Render the material again word for word, skipping the pictures in it.

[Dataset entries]

————

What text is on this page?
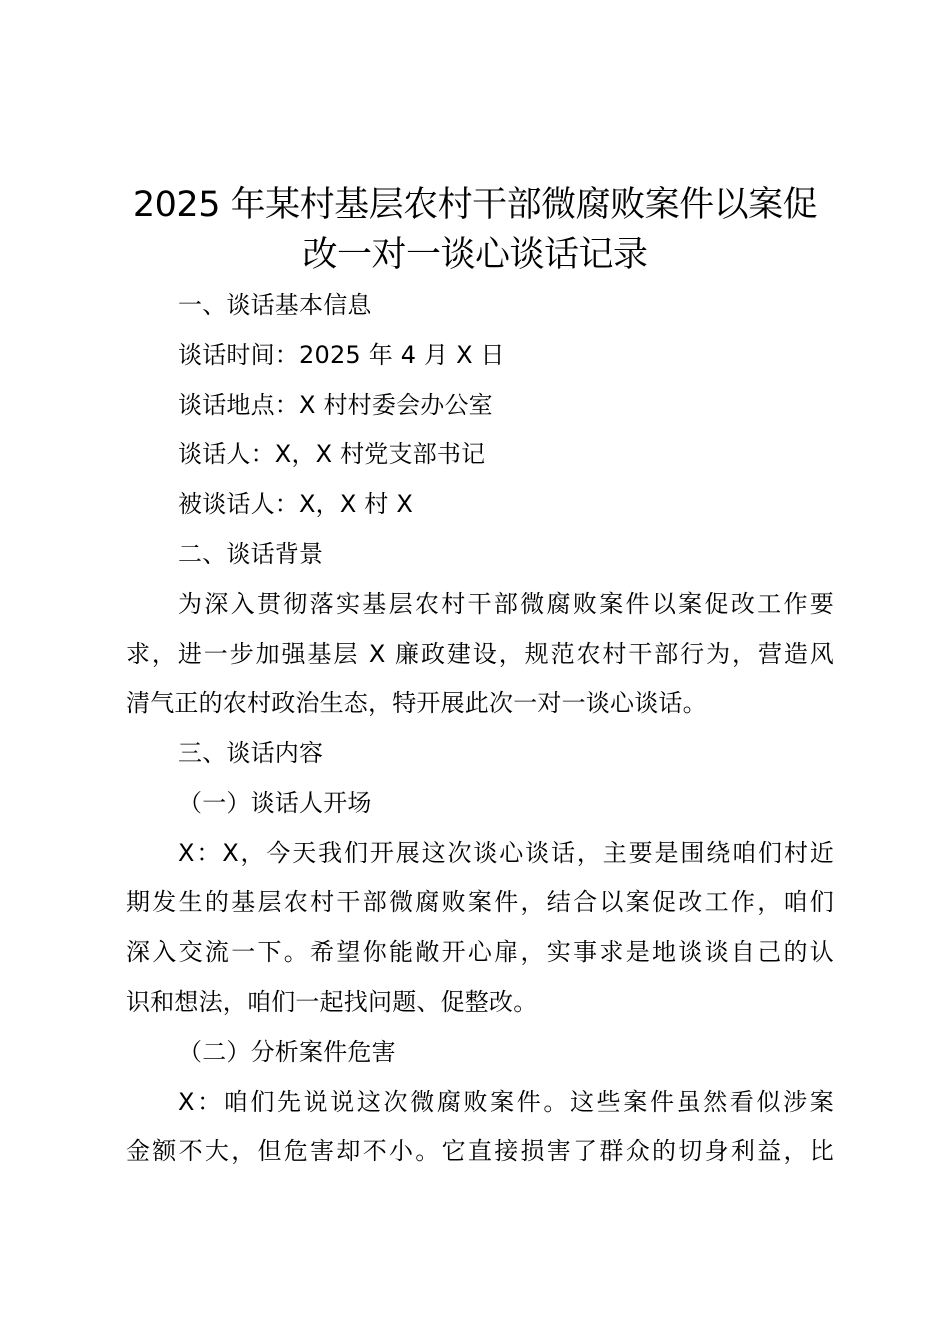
2025 年某村基层农村干部微腐败案件以案促
改一对一谈心谈话记录
一、谈话基本信息
谈话时间：2025 年 4 月 X 日
谈话地点：X 村村委会办公室
谈话人：X，X 村党支部书记
被谈话人：X，X 村 X
二、谈话背景
为深入贯彻落实基层农村干部微腐败案件以案促改工作要
求，进一步加强基层 X 廉政建设，规范农村干部行为，营造风
清气正的农村政治生态，特开展此次一对一谈心谈话。
三、谈话内容
（一）谈话人开场
X：X，今天我们开展这次谈心谈话，主要是围绕咱们村近
期发生的基层农村干部微腐败案件，结合以案促改工作，咱们
深入交流一下。希望你能敞开心扉，实事求是地谈谈自己的认
识和想法，咱们一起找问题、促整改。
（二）分析案件危害
X：咱们先说说这次微腐败案件。这些案件虽然看似涉案
金额不大，但危害却不小。它直接损害了群众的切身利益，比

————

→ **SOLUTION**
What text is on this page?
2025 年某村基层农村干部微腐败案件以案促
改一对一谈心谈话记录
一、谈话基本信息
谈话时间：2025 年 4 月 X 日
谈话地点：X 村村委会办公室
谈话人：X，X 村党支部书记
被谈话人：X，X 村 X
二、谈话背景
为深入贯彻落实基层农村干部微腐败案件以案促改工作要
求，进一步加强基层 X 廉政建设，规范农村干部行为，营造风
清气正的农村政治生态，特开展此次一对一谈心谈话。
三、谈话内容
（一）谈话人开场
X：X，今天我们开展这次谈心谈话，主要是围绕咱们村近
期发生的基层农村干部微腐败案件，结合以案促改工作，咱们
深入交流一下。希望你能敞开心扉，实事求是地谈谈自己的认
识和想法，咱们一起找问题、促整改。
（二）分析案件危害
X：咱们先说说这次微腐败案件。这些案件虽然看似涉案
金额不大，但危害却不小。它直接损害了群众的切身利益，比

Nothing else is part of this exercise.